## [Records to use]
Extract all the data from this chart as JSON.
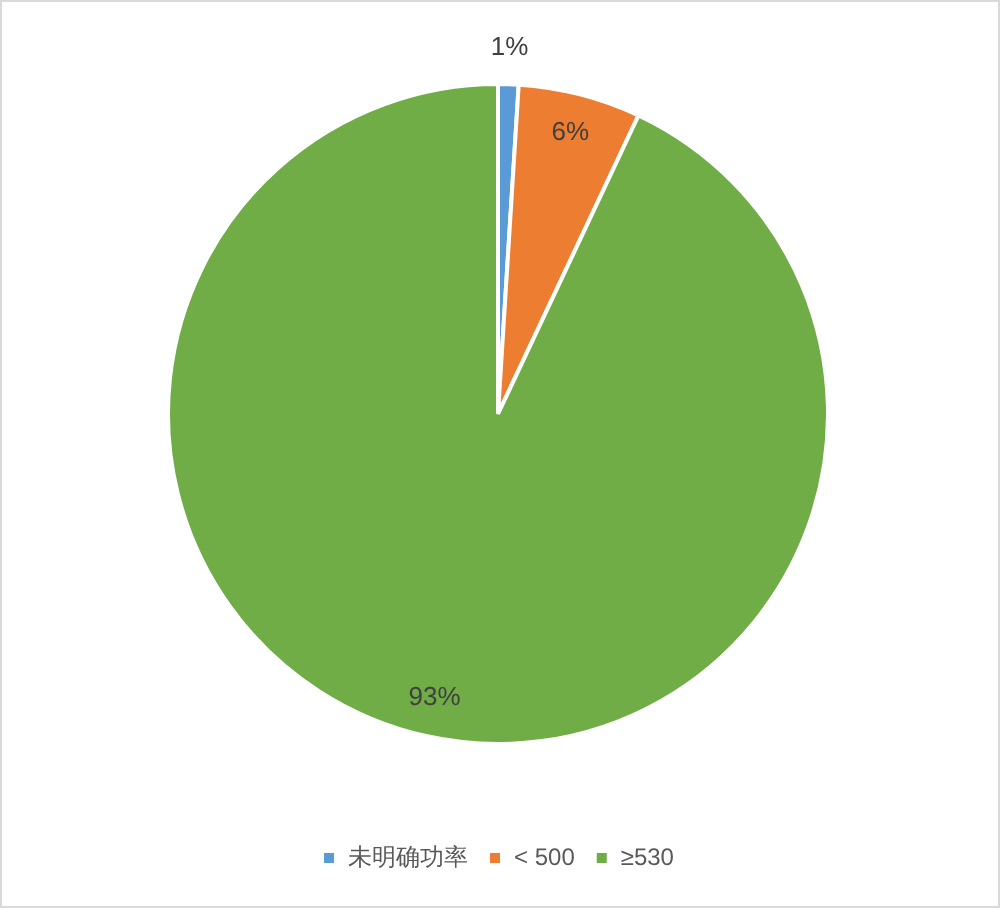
{
  "chart_data": {
    "type": "pie",
    "categories": [
      "未明确功率",
      "< 500",
      "≥530"
    ],
    "values": [
      1,
      6,
      93
    ],
    "colors": [
      "#5b9bd5",
      "#ed7d31",
      "#70ad47"
    ],
    "value_labels": [
      "1%",
      "6%",
      "93%"
    ],
    "legend": "bottom"
  }
}
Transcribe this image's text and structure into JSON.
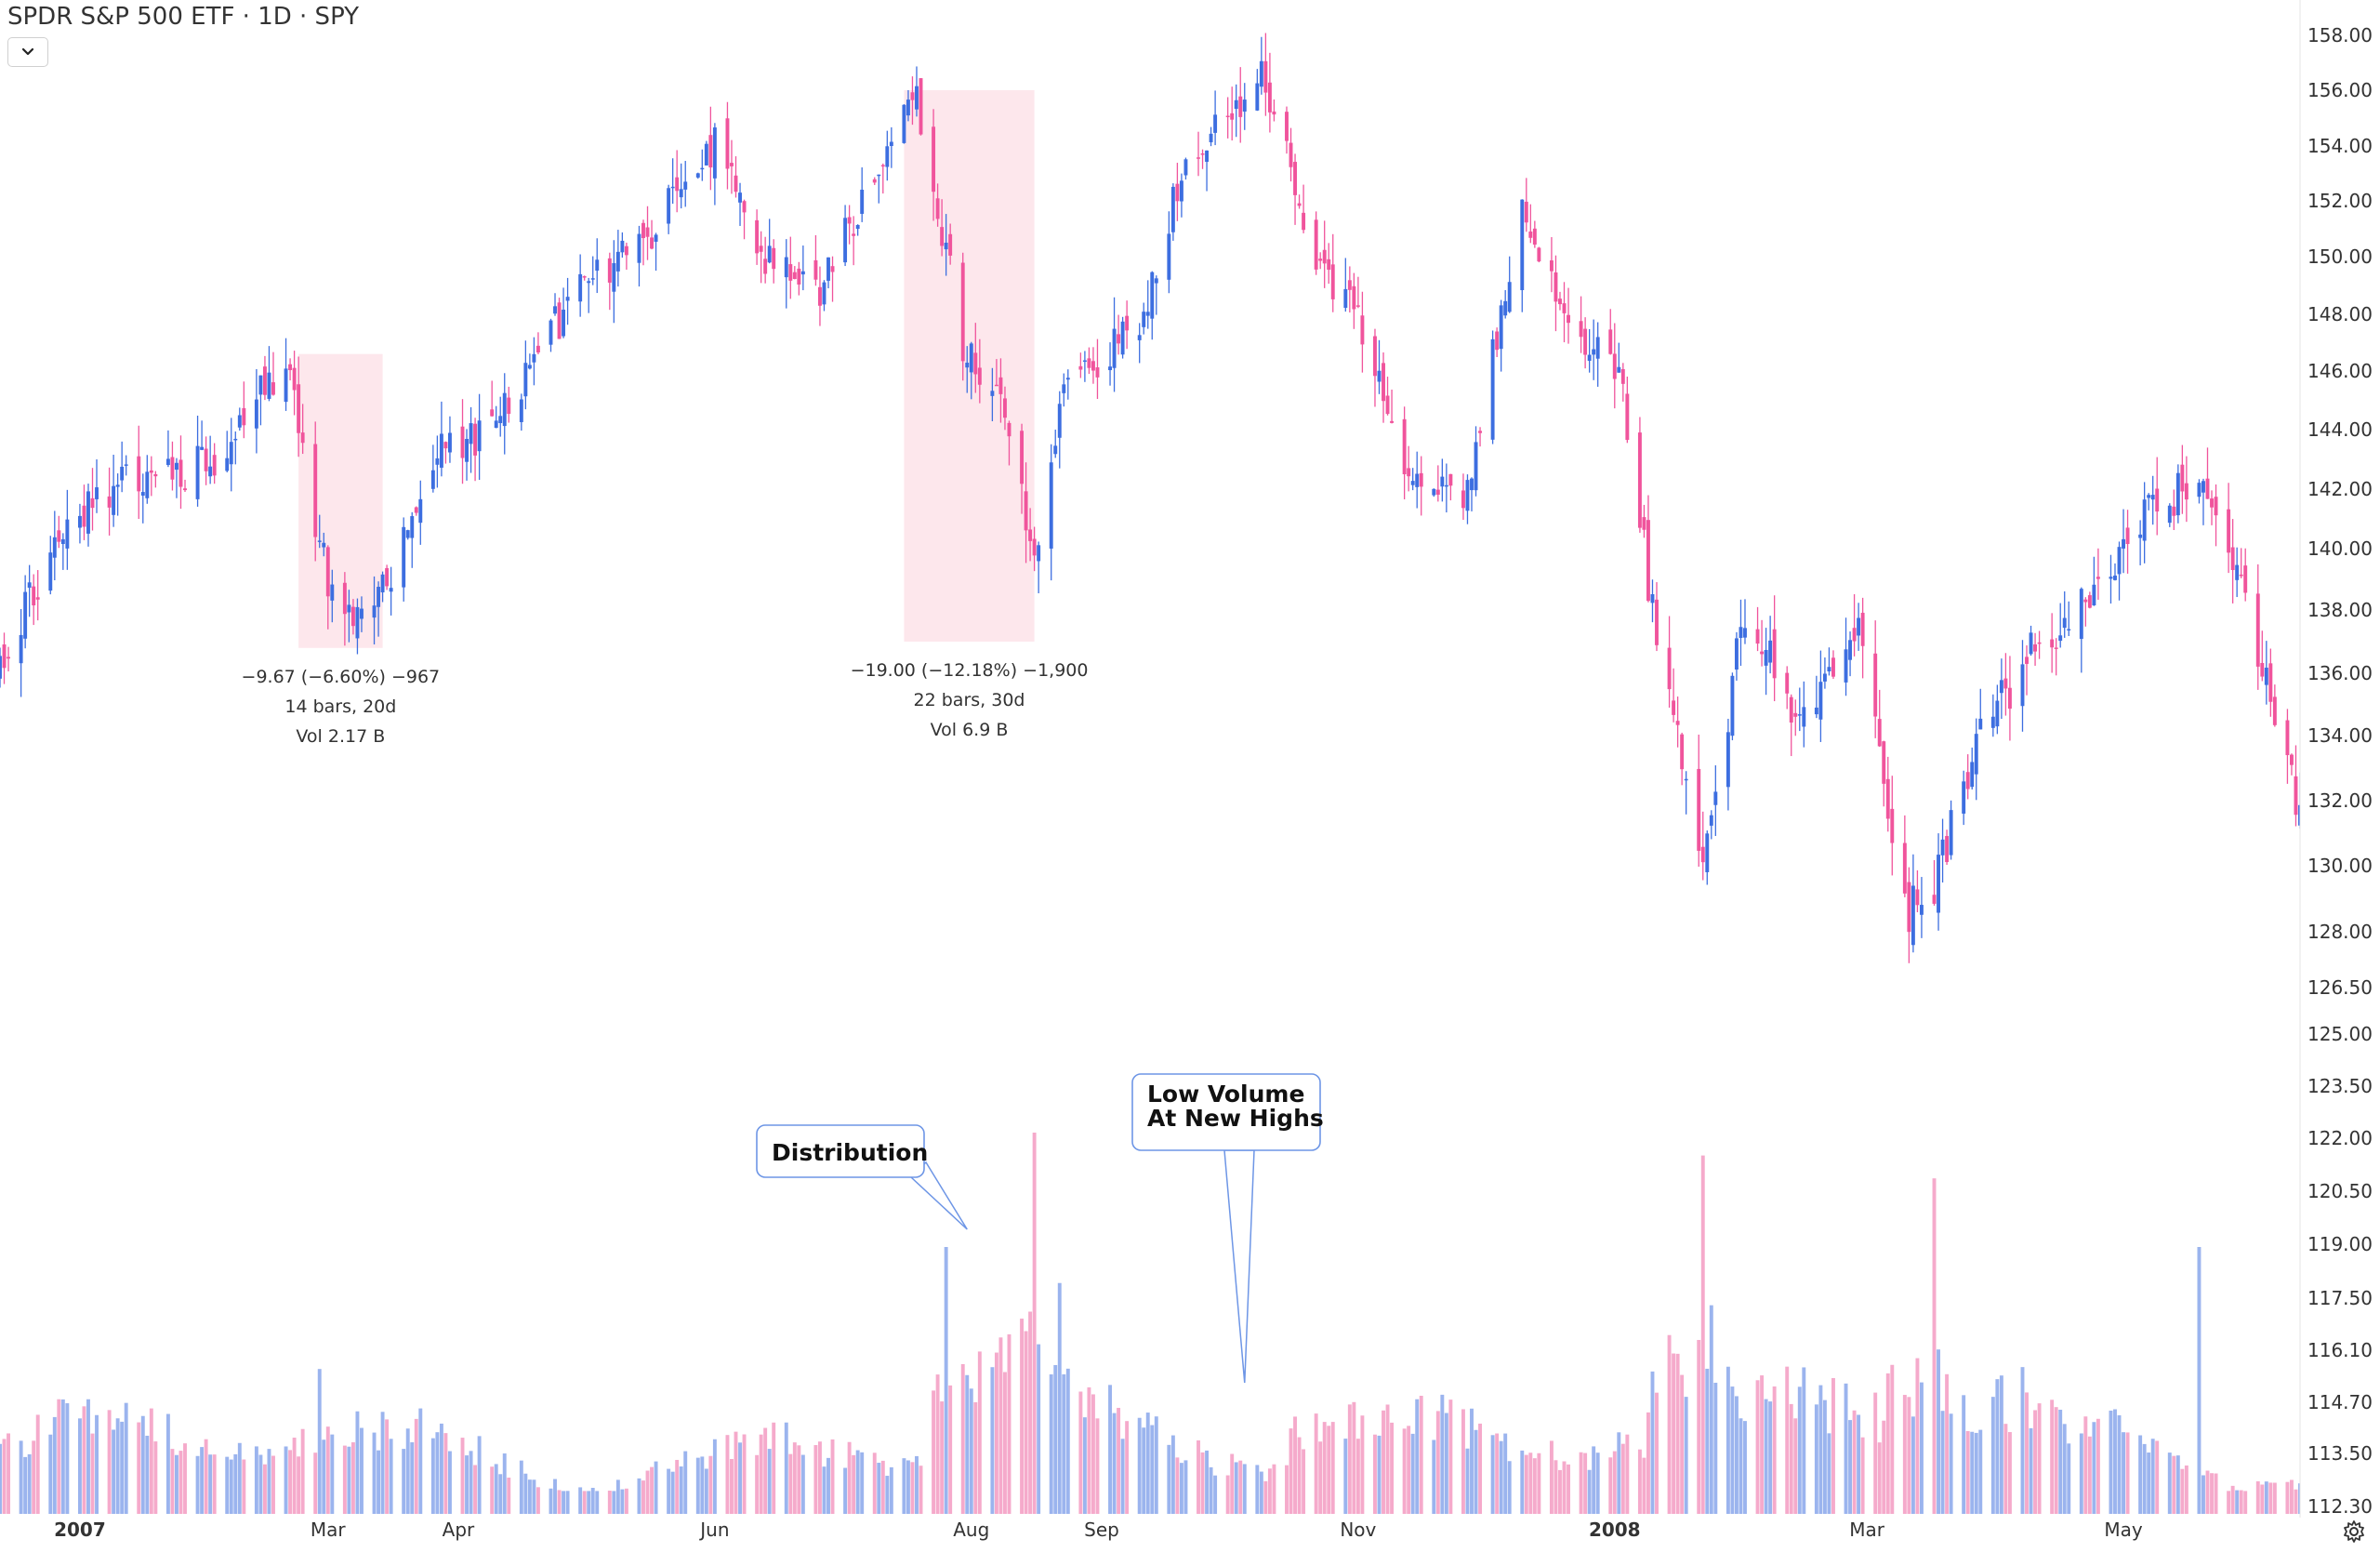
{
  "header": {
    "title": "SPDR S&P 500 ETF · 1D · SPY"
  },
  "colors": {
    "up": "#3d6ee0",
    "down": "#f0549c",
    "up_volume": "#9bb4ee",
    "down_volume": "#f5aacb",
    "range_highlight": "#fde7ec",
    "callout_border": "#6e96e6",
    "axis_text": "#333333"
  },
  "icons": {
    "dropdown": "chevron-down-icon",
    "settings": "gear-icon"
  },
  "measurements": [
    {
      "line1": "−9.67 (−6.60%) −967",
      "line2": "14 bars, 20d",
      "line3": "Vol 2.17 B",
      "from": "2007-02-22",
      "to": "2007-03-14",
      "high": 146.6,
      "low": 136.8
    },
    {
      "line1": "−19.00 (−12.18%) −1,900",
      "line2": "22 bars, 30d",
      "line3": "Vol 6.9 B",
      "from": "2007-07-16",
      "to": "2007-08-16",
      "high": 156.0,
      "low": 137.0
    }
  ],
  "callouts": [
    {
      "label_lines": [
        "Distribution"
      ],
      "points_to": "2007-07-31"
    },
    {
      "label_lines": [
        "Low Volume",
        "At New Highs"
      ],
      "points_to": "2007-10-05"
    }
  ],
  "chart_data": {
    "type": "candlestick",
    "title": "SPDR S&P 500 ETF · 1D · SPY",
    "x_axis": {
      "type": "date",
      "range": [
        "2006-12-13",
        "2008-06-12"
      ],
      "tick_labels": [
        {
          "label": "2007",
          "date": "2007-01-01",
          "bold": true
        },
        {
          "label": "Mar",
          "date": "2007-03-01",
          "bold": false
        },
        {
          "label": "Apr",
          "date": "2007-04-01",
          "bold": false
        },
        {
          "label": "Jun",
          "date": "2007-06-01",
          "bold": false
        },
        {
          "label": "Aug",
          "date": "2007-08-01",
          "bold": false
        },
        {
          "label": "Sep",
          "date": "2007-09-01",
          "bold": false
        },
        {
          "label": "Nov",
          "date": "2007-11-01",
          "bold": false
        },
        {
          "label": "2008",
          "date": "2008-01-01",
          "bold": true
        },
        {
          "label": "Mar",
          "date": "2008-03-01",
          "bold": false
        },
        {
          "label": "May",
          "date": "2008-05-01",
          "bold": false
        }
      ]
    },
    "y_axis": {
      "position": "right",
      "scale": "nonlinear-labelled",
      "tick_labels": [
        "158.00",
        "156.00",
        "154.00",
        "152.00",
        "150.00",
        "148.00",
        "146.00",
        "144.00",
        "142.00",
        "140.00",
        "138.00",
        "136.00",
        "134.00",
        "132.00",
        "130.00",
        "128.00",
        "126.50",
        "125.00",
        "123.50",
        "122.00",
        "120.50",
        "119.00",
        "117.50",
        "116.10",
        "114.70",
        "113.50",
        "112.30"
      ],
      "tick_values": [
        158,
        156,
        154,
        152,
        150,
        148,
        146,
        144,
        142,
        140,
        138,
        136,
        134,
        132,
        130,
        128,
        126.5,
        125,
        123.5,
        122,
        120.5,
        119,
        117.5,
        116.1,
        114.7,
        113.5,
        112.3
      ]
    },
    "price_keypoints": [
      [
        "2006-12-13",
        136.2
      ],
      [
        "2006-12-28",
        140.6
      ],
      [
        "2007-01-12",
        142.3
      ],
      [
        "2007-01-31",
        142.8
      ],
      [
        "2007-02-20",
        146.4
      ],
      [
        "2007-02-27",
        140.0
      ],
      [
        "2007-03-05",
        137.4
      ],
      [
        "2007-03-14",
        138.6
      ],
      [
        "2007-03-26",
        143.0
      ],
      [
        "2007-04-10",
        144.2
      ],
      [
        "2007-04-30",
        149.0
      ],
      [
        "2007-05-15",
        150.6
      ],
      [
        "2007-06-01",
        154.0
      ],
      [
        "2007-06-12",
        150.0
      ],
      [
        "2007-06-26",
        149.0
      ],
      [
        "2007-07-10",
        153.0
      ],
      [
        "2007-07-19",
        155.7
      ],
      [
        "2007-07-30",
        147.0
      ],
      [
        "2007-08-09",
        145.0
      ],
      [
        "2007-08-16",
        139.5
      ],
      [
        "2007-08-24",
        145.8
      ],
      [
        "2007-09-10",
        147.5
      ],
      [
        "2007-09-20",
        153.0
      ],
      [
        "2007-10-09",
        156.6
      ],
      [
        "2007-10-22",
        150.0
      ],
      [
        "2007-11-01",
        148.0
      ],
      [
        "2007-11-12",
        143.0
      ],
      [
        "2007-11-26",
        141.5
      ],
      [
        "2007-12-10",
        151.5
      ],
      [
        "2007-12-21",
        147.5
      ],
      [
        "2008-01-02",
        146.0
      ],
      [
        "2008-01-10",
        138.0
      ],
      [
        "2008-01-22",
        130.0
      ],
      [
        "2008-02-01",
        138.0
      ],
      [
        "2008-02-14",
        134.5
      ],
      [
        "2008-02-28",
        137.5
      ],
      [
        "2008-03-10",
        128.5
      ],
      [
        "2008-03-17",
        129.5
      ],
      [
        "2008-03-26",
        133.5
      ],
      [
        "2008-04-08",
        136.5
      ],
      [
        "2008-04-25",
        138.5
      ],
      [
        "2008-05-06",
        141.0
      ],
      [
        "2008-05-19",
        142.5
      ],
      [
        "2008-05-29",
        139.0
      ],
      [
        "2008-06-12",
        131.5
      ]
    ],
    "volume": {
      "baseline": "bottom",
      "peaks": [
        {
          "date": "2007-02-27",
          "relative": 0.38
        },
        {
          "date": "2007-07-26",
          "relative": 0.7
        },
        {
          "date": "2007-08-16",
          "relative": 1.0
        },
        {
          "date": "2008-01-22",
          "relative": 0.94
        },
        {
          "date": "2008-03-17",
          "relative": 0.88
        },
        {
          "date": "2008-05-19",
          "relative": 0.7
        }
      ]
    },
    "grid": false,
    "legend": "none"
  }
}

## [Directive]
Write the records above out again exactly, with no pictures in your copy.

## [Worked solution]
Extract all the data from this chart as JSON.
{
  "chart_data": {
    "type": "pie",
    "categories": [
      "未明确功率",
      "< 500",
      "≥530"
    ],
    "values": [
      1,
      6,
      93
    ],
    "colors": [
      "#5b9bd5",
      "#ed7d31",
      "#70ad47"
    ],
    "value_labels": [
      "1%",
      "6%",
      "93%"
    ],
    "legend": "bottom"
  }
}
Transcribe this image's text and structure into JSON.
{
  "header": {
    "title": "SPDR S&P 500 ETF · 1D · SPY"
  },
  "colors": {
    "up": "#3d6ee0",
    "down": "#f0549c",
    "up_volume": "#9bb4ee",
    "down_volume": "#f5aacb",
    "range_highlight": "#fde7ec",
    "callout_border": "#6e96e6",
    "axis_text": "#333333"
  },
  "icons": {
    "dropdown": "chevron-down-icon",
    "settings": "gear-icon"
  },
  "measurements": [
    {
      "line1": "−9.67 (−6.60%) −967",
      "line2": "14 bars, 20d",
      "line3": "Vol 2.17 B",
      "from": "2007-02-22",
      "to": "2007-03-14",
      "high": 146.6,
      "low": 136.8
    },
    {
      "line1": "−19.00 (−12.18%) −1,900",
      "line2": "22 bars, 30d",
      "line3": "Vol 6.9 B",
      "from": "2007-07-16",
      "to": "2007-08-16",
      "high": 156.0,
      "low": 137.0
    }
  ],
  "callouts": [
    {
      "label_lines": [
        "Distribution"
      ],
      "points_to": "2007-07-31"
    },
    {
      "label_lines": [
        "Low Volume",
        "At New Highs"
      ],
      "points_to": "2007-10-05"
    }
  ],
  "chart_data": {
    "type": "candlestick",
    "title": "SPDR S&P 500 ETF · 1D · SPY",
    "x_axis": {
      "type": "date",
      "range": [
        "2006-12-13",
        "2008-06-12"
      ],
      "tick_labels": [
        {
          "label": "2007",
          "date": "2007-01-01",
          "bold": true
        },
        {
          "label": "Mar",
          "date": "2007-03-01",
          "bold": false
        },
        {
          "label": "Apr",
          "date": "2007-04-01",
          "bold": false
        },
        {
          "label": "Jun",
          "date": "2007-06-01",
          "bold": false
        },
        {
          "label": "Aug",
          "date": "2007-08-01",
          "bold": false
        },
        {
          "label": "Sep",
          "date": "2007-09-01",
          "bold": false
        },
        {
          "label": "Nov",
          "date": "2007-11-01",
          "bold": false
        },
        {
          "label": "2008",
          "date": "2008-01-01",
          "bold": true
        },
        {
          "label": "Mar",
          "date": "2008-03-01",
          "bold": false
        },
        {
          "label": "May",
          "date": "2008-05-01",
          "bold": false
        }
      ]
    },
    "y_axis": {
      "position": "right",
      "scale": "nonlinear-labelled",
      "tick_labels": [
        "158.00",
        "156.00",
        "154.00",
        "152.00",
        "150.00",
        "148.00",
        "146.00",
        "144.00",
        "142.00",
        "140.00",
        "138.00",
        "136.00",
        "134.00",
        "132.00",
        "130.00",
        "128.00",
        "126.50",
        "125.00",
        "123.50",
        "122.00",
        "120.50",
        "119.00",
        "117.50",
        "116.10",
        "114.70",
        "113.50",
        "112.30"
      ],
      "tick_values": [
        158,
        156,
        154,
        152,
        150,
        148,
        146,
        144,
        142,
        140,
        138,
        136,
        134,
        132,
        130,
        128,
        126.5,
        125,
        123.5,
        122,
        120.5,
        119,
        117.5,
        116.1,
        114.7,
        113.5,
        112.3
      ]
    },
    "price_keypoints": [
      [
        "2006-12-13",
        136.2
      ],
      [
        "2006-12-28",
        140.6
      ],
      [
        "2007-01-12",
        142.3
      ],
      [
        "2007-01-31",
        142.8
      ],
      [
        "2007-02-20",
        146.4
      ],
      [
        "2007-02-27",
        140.0
      ],
      [
        "2007-03-05",
        137.4
      ],
      [
        "2007-03-14",
        138.6
      ],
      [
        "2007-03-26",
        143.0
      ],
      [
        "2007-04-10",
        144.2
      ],
      [
        "2007-04-30",
        149.0
      ],
      [
        "2007-05-15",
        150.6
      ],
      [
        "2007-06-01",
        154.0
      ],
      [
        "2007-06-12",
        150.0
      ],
      [
        "2007-06-26",
        149.0
      ],
      [
        "2007-07-10",
        153.0
      ],
      [
        "2007-07-19",
        155.7
      ],
      [
        "2007-07-30",
        147.0
      ],
      [
        "2007-08-09",
        145.0
      ],
      [
        "2007-08-16",
        139.5
      ],
      [
        "2007-08-24",
        145.8
      ],
      [
        "2007-09-10",
        147.5
      ],
      [
        "2007-09-20",
        153.0
      ],
      [
        "2007-10-09",
        156.6
      ],
      [
        "2007-10-22",
        150.0
      ],
      [
        "2007-11-01",
        148.0
      ],
      [
        "2007-11-12",
        143.0
      ],
      [
        "2007-11-26",
        141.5
      ],
      [
        "2007-12-10",
        151.5
      ],
      [
        "2007-12-21",
        147.5
      ],
      [
        "2008-01-02",
        146.0
      ],
      [
        "2008-01-10",
        138.0
      ],
      [
        "2008-01-22",
        130.0
      ],
      [
        "2008-02-01",
        138.0
      ],
      [
        "2008-02-14",
        134.5
      ],
      [
        "2008-02-28",
        137.5
      ],
      [
        "2008-03-10",
        128.5
      ],
      [
        "2008-03-17",
        129.5
      ],
      [
        "2008-03-26",
        133.5
      ],
      [
        "2008-04-08",
        136.5
      ],
      [
        "2008-04-25",
        138.5
      ],
      [
        "2008-05-06",
        141.0
      ],
      [
        "2008-05-19",
        142.5
      ],
      [
        "2008-05-29",
        139.0
      ],
      [
        "2008-06-12",
        131.5
      ]
    ],
    "volume": {
      "baseline": "bottom",
      "peaks": [
        {
          "date": "2007-02-27",
          "relative": 0.38
        },
        {
          "date": "2007-07-26",
          "relative": 0.7
        },
        {
          "date": "2007-08-16",
          "relative": 1.0
        },
        {
          "date": "2008-01-22",
          "relative": 0.94
        },
        {
          "date": "2008-03-17",
          "relative": 0.88
        },
        {
          "date": "2008-05-19",
          "relative": 0.7
        }
      ]
    },
    "grid": false,
    "legend": "none"
  }
}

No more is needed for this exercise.